## start

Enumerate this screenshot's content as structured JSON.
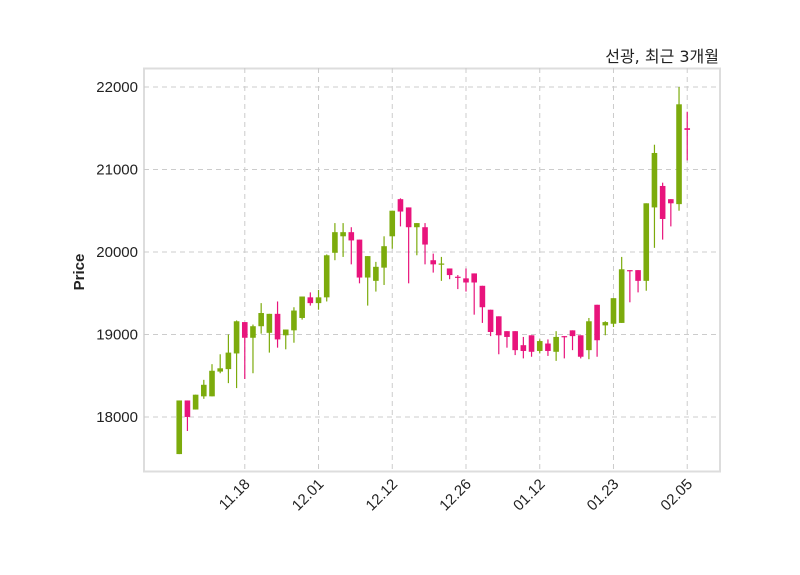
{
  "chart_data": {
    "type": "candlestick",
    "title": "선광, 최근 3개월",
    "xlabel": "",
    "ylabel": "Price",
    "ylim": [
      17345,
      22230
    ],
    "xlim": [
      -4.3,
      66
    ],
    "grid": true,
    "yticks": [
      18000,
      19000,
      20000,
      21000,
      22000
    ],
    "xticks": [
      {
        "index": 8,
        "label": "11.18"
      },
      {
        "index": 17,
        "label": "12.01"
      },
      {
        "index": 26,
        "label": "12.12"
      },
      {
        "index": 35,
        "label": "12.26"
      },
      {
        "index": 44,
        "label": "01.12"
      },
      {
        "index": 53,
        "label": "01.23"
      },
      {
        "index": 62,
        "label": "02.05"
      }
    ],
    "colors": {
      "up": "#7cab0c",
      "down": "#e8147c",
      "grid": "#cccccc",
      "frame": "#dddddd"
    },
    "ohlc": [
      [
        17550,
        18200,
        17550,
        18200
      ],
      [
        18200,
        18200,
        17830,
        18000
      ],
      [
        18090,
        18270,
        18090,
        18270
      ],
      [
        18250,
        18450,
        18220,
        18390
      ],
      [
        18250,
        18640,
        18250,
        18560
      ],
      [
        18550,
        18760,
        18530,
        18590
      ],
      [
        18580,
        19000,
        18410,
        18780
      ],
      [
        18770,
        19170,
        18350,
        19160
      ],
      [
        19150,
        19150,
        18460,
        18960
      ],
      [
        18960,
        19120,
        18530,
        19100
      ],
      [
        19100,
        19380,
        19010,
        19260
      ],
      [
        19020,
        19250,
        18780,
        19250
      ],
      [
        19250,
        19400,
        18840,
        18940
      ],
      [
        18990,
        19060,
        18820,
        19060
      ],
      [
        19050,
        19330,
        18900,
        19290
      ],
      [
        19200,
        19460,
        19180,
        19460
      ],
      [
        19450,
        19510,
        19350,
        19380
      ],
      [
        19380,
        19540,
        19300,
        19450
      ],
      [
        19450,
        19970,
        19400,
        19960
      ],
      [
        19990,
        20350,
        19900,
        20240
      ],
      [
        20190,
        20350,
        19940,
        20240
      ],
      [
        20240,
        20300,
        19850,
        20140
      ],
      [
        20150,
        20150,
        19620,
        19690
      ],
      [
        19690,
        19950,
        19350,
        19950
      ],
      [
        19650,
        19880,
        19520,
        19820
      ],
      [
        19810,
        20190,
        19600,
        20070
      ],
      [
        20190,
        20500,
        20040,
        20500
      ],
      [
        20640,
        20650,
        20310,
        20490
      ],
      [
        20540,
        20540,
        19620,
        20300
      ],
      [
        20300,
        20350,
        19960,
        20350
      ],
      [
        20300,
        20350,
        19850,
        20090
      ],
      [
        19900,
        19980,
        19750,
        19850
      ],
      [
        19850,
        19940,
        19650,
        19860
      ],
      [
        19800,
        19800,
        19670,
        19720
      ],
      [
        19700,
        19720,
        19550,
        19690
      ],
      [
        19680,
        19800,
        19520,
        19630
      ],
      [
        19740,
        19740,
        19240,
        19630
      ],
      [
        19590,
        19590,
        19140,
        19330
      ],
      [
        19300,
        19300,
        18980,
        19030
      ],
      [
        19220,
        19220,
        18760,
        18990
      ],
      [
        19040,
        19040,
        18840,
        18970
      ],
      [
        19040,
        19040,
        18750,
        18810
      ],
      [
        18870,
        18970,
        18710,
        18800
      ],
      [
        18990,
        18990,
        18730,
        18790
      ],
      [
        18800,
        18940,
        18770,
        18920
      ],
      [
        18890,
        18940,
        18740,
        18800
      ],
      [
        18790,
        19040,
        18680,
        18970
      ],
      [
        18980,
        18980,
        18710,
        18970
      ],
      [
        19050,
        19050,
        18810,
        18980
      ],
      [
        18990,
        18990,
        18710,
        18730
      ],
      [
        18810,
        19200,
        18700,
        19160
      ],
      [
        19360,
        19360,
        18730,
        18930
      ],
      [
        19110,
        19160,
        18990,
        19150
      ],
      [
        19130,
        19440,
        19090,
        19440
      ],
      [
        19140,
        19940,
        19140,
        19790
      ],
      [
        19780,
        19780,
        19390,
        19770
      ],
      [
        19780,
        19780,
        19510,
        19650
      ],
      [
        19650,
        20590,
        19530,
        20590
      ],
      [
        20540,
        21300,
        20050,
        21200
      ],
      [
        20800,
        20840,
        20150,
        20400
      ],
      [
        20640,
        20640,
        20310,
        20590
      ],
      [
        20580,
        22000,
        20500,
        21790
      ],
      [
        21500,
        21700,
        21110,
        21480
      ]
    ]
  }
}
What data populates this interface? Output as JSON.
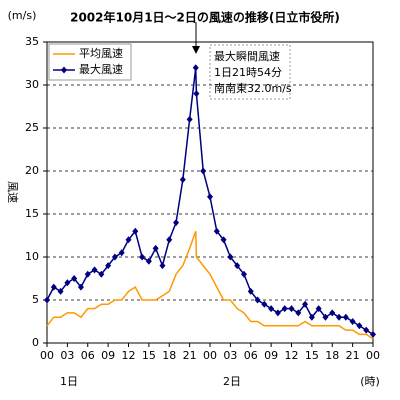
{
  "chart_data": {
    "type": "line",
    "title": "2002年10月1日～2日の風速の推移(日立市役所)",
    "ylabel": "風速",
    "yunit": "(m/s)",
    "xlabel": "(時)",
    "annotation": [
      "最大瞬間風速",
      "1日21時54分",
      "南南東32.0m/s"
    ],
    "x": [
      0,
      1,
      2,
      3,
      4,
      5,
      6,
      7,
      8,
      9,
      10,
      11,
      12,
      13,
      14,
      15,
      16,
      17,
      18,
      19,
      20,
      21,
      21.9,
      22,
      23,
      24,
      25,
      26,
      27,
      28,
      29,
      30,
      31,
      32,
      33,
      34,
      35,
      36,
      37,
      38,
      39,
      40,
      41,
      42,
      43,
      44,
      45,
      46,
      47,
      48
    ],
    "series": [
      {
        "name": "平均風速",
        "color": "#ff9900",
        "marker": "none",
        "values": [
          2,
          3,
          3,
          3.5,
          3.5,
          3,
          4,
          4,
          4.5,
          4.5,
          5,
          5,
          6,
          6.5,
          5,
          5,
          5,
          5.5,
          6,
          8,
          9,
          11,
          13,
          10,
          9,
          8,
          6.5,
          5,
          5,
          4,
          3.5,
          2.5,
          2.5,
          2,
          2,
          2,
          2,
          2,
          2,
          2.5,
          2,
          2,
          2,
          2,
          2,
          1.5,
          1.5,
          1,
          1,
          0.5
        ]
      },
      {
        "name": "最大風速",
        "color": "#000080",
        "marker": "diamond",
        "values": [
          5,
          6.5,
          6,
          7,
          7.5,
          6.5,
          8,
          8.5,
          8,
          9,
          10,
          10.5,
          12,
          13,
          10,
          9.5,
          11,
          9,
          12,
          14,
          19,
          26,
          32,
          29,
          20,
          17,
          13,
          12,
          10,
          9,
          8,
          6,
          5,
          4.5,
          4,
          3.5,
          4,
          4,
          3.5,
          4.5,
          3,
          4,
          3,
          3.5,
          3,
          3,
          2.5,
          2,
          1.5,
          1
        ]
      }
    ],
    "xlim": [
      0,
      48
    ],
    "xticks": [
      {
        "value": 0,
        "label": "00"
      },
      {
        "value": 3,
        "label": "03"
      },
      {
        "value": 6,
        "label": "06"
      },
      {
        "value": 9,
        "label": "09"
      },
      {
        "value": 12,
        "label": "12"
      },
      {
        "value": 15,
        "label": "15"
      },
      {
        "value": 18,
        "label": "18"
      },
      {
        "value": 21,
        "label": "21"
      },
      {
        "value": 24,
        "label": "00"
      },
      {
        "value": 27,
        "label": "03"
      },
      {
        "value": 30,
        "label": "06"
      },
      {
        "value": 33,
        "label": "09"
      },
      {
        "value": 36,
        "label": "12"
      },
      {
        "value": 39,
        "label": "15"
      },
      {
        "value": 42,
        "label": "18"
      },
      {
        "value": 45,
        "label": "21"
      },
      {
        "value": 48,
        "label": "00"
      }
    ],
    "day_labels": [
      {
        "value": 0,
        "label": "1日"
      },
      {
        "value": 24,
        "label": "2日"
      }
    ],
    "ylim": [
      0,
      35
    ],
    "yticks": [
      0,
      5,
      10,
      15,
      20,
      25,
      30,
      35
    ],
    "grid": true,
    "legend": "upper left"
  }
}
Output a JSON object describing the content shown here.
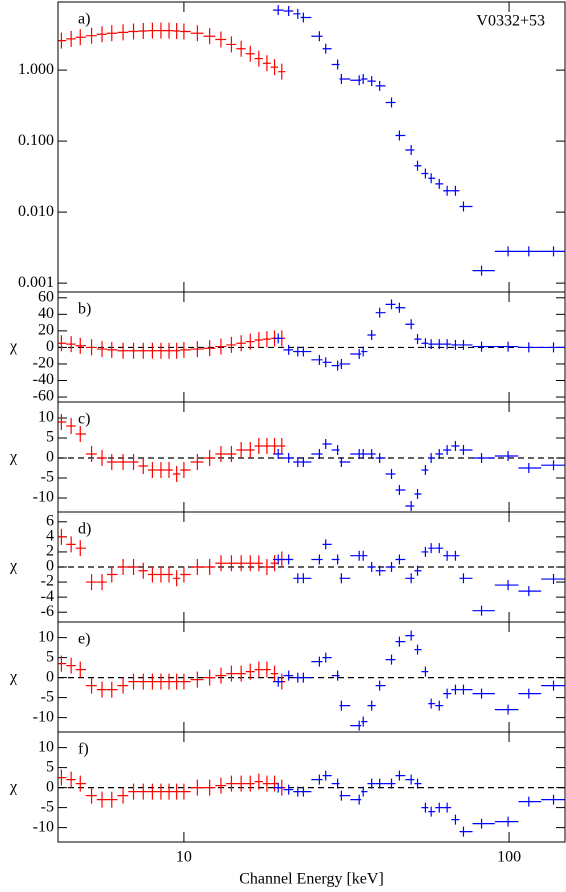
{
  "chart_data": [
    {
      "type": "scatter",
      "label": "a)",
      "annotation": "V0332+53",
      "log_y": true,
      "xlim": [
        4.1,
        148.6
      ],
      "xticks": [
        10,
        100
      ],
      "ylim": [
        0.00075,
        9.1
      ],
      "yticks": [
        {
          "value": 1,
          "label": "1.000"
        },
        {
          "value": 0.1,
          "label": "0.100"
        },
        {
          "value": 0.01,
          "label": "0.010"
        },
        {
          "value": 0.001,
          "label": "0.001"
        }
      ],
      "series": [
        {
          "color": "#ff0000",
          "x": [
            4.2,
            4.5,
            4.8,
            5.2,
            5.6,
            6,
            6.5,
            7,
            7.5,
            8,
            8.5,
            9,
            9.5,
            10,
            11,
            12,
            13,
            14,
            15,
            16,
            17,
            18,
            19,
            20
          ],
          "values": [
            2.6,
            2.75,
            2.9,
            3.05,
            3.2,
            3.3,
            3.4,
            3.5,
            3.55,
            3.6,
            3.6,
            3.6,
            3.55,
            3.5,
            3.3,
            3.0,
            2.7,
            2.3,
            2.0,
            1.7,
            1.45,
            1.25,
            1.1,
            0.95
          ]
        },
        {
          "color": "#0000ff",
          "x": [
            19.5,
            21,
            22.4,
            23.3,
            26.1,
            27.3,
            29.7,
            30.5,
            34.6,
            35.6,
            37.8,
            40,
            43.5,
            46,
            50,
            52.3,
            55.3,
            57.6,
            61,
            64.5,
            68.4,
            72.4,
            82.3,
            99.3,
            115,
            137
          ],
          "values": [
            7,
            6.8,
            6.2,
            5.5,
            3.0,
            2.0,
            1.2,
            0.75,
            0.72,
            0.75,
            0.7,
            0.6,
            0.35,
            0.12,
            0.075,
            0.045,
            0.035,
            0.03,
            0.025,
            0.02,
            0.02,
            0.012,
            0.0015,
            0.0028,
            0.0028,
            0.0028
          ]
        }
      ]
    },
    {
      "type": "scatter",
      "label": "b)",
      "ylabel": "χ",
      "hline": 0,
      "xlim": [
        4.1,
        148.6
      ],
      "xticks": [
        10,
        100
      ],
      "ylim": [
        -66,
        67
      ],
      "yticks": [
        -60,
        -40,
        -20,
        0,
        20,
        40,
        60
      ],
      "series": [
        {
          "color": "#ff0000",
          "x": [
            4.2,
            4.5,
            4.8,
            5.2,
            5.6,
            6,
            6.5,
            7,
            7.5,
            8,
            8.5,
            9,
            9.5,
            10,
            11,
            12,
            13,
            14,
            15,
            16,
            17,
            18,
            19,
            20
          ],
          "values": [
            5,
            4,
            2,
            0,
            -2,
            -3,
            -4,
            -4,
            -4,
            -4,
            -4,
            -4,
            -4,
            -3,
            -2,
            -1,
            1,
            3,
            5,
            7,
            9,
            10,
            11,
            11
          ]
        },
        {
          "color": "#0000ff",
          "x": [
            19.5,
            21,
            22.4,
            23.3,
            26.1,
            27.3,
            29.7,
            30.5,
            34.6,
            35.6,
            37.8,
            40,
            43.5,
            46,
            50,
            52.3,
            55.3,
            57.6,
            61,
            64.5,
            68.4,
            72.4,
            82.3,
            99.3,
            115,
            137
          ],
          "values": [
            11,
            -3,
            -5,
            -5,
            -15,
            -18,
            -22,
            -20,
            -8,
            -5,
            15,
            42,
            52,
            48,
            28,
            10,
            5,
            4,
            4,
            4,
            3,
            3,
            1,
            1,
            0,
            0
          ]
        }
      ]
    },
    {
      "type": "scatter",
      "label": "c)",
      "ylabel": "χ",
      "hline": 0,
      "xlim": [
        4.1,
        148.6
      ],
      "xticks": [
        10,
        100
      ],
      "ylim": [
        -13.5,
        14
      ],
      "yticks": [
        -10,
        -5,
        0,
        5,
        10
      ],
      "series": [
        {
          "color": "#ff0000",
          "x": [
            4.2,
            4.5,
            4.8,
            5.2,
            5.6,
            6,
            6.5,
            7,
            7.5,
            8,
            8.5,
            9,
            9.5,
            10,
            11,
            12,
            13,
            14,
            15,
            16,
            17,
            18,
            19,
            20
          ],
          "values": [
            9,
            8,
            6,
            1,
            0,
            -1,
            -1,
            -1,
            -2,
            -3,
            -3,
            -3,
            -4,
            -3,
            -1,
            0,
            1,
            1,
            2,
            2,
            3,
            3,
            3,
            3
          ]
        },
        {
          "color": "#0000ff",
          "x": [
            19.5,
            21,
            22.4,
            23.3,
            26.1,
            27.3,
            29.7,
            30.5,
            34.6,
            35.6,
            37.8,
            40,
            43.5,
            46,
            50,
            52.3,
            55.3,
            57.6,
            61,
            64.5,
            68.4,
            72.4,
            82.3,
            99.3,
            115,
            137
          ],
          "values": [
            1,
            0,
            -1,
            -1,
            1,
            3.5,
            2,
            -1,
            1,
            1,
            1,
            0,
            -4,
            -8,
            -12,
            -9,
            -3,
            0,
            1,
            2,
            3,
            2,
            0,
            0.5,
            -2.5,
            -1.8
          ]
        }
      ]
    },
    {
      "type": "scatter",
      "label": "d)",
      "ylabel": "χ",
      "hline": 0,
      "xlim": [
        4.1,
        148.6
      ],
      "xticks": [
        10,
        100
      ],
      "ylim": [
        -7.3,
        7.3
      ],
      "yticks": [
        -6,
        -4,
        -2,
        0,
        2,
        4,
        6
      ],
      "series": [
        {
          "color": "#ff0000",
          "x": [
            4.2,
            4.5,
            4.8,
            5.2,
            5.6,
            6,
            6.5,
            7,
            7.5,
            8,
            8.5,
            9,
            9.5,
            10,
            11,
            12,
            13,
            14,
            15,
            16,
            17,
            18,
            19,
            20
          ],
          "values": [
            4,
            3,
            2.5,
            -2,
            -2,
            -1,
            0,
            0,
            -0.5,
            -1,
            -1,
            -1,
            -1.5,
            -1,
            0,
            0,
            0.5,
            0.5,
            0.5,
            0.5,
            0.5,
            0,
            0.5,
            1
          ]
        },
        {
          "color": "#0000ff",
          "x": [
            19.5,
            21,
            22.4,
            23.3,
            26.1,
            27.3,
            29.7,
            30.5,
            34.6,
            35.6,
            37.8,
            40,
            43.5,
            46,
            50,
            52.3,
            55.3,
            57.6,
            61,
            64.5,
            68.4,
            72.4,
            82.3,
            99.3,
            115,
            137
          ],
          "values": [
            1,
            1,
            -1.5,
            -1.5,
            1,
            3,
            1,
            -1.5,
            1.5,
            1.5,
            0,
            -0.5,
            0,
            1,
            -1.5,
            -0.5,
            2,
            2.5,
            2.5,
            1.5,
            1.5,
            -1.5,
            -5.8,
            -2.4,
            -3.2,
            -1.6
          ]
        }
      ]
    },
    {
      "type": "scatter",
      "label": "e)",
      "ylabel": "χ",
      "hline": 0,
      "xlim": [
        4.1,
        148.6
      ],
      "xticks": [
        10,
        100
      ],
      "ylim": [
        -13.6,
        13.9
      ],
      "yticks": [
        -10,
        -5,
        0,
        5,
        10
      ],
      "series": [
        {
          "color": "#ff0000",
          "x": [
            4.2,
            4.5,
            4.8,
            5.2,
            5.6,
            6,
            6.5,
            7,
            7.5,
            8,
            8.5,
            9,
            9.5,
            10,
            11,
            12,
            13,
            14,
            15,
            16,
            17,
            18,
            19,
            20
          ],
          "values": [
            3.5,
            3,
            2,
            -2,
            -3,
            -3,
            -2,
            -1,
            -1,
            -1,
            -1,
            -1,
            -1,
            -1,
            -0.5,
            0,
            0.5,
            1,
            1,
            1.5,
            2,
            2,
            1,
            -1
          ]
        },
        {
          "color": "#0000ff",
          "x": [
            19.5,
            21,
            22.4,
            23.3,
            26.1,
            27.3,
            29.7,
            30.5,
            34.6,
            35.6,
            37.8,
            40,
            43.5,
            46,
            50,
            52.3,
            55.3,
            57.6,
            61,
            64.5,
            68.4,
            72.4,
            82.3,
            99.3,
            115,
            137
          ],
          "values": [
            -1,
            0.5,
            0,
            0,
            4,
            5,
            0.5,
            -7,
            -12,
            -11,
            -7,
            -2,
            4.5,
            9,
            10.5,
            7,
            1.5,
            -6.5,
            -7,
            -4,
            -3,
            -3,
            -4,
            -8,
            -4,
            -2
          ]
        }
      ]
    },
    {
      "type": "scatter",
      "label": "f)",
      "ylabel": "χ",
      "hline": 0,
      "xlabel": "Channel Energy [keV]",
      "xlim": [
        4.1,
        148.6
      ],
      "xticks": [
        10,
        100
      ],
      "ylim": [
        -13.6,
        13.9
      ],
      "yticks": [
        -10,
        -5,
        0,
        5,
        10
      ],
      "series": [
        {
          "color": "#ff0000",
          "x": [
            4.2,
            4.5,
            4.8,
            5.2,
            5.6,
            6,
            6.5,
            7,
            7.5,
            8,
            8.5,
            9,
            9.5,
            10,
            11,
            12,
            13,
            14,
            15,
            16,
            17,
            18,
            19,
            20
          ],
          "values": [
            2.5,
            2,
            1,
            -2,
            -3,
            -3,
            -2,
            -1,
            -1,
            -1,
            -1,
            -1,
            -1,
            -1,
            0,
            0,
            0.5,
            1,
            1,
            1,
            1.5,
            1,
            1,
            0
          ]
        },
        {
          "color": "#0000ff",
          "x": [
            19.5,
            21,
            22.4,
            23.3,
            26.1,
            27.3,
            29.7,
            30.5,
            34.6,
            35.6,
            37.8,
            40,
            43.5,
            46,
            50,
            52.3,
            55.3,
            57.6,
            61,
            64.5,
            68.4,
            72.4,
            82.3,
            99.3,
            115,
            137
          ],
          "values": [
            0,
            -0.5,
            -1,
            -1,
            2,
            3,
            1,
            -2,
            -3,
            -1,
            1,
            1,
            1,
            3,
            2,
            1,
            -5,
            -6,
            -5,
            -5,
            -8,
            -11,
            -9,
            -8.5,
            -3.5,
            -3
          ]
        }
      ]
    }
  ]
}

## end

→ **Directive**: Above are entries; state the number of lines among them that contain "JSON", and nothing else.

→ **The answer**: 3